Items listed in a dataset
▼▼▼
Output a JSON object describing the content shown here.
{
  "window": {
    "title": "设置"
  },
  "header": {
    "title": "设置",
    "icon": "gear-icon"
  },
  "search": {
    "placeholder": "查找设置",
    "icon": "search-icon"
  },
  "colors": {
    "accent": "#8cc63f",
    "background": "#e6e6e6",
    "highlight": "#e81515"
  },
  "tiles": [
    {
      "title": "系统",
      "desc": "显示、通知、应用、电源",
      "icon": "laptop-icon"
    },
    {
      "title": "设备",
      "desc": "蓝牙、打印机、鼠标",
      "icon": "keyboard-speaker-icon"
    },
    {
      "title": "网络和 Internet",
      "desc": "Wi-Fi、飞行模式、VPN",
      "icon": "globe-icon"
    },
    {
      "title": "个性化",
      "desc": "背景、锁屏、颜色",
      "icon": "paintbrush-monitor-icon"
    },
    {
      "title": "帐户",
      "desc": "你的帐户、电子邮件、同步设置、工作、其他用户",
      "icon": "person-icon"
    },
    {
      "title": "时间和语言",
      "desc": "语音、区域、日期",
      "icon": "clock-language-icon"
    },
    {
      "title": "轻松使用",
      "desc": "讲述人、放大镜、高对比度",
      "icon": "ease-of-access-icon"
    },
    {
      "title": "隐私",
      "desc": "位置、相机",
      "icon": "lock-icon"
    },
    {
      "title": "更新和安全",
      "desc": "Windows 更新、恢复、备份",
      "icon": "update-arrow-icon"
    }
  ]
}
▲▲▲
Print the records once more, exactly as they were given.

SOLUTION FOR THIS PROBLEM:
Output a JSON object describing the content shown here.
{
  "window": {
    "title": "设置"
  },
  "header": {
    "title": "设置",
    "icon": "gear-icon"
  },
  "search": {
    "placeholder": "查找设置",
    "icon": "search-icon"
  },
  "colors": {
    "accent": "#8cc63f",
    "background": "#e6e6e6",
    "highlight": "#e81515"
  },
  "tiles": [
    {
      "title": "系统",
      "desc": "显示、通知、应用、电源",
      "icon": "laptop-icon"
    },
    {
      "title": "设备",
      "desc": "蓝牙、打印机、鼠标",
      "icon": "keyboard-speaker-icon"
    },
    {
      "title": "网络和 Internet",
      "desc": "Wi-Fi、飞行模式、VPN",
      "icon": "globe-icon"
    },
    {
      "title": "个性化",
      "desc": "背景、锁屏、颜色",
      "icon": "paintbrush-monitor-icon"
    },
    {
      "title": "帐户",
      "desc": "你的帐户、电子邮件、同步设置、工作、其他用户",
      "icon": "person-icon"
    },
    {
      "title": "时间和语言",
      "desc": "语音、区域、日期",
      "icon": "clock-language-icon"
    },
    {
      "title": "轻松使用",
      "desc": "讲述人、放大镜、高对比度",
      "icon": "ease-of-access-icon"
    },
    {
      "title": "隐私",
      "desc": "位置、相机",
      "icon": "lock-icon"
    },
    {
      "title": "更新和安全",
      "desc": "Windows 更新、恢复、备份",
      "icon": "update-arrow-icon"
    }
  ]
}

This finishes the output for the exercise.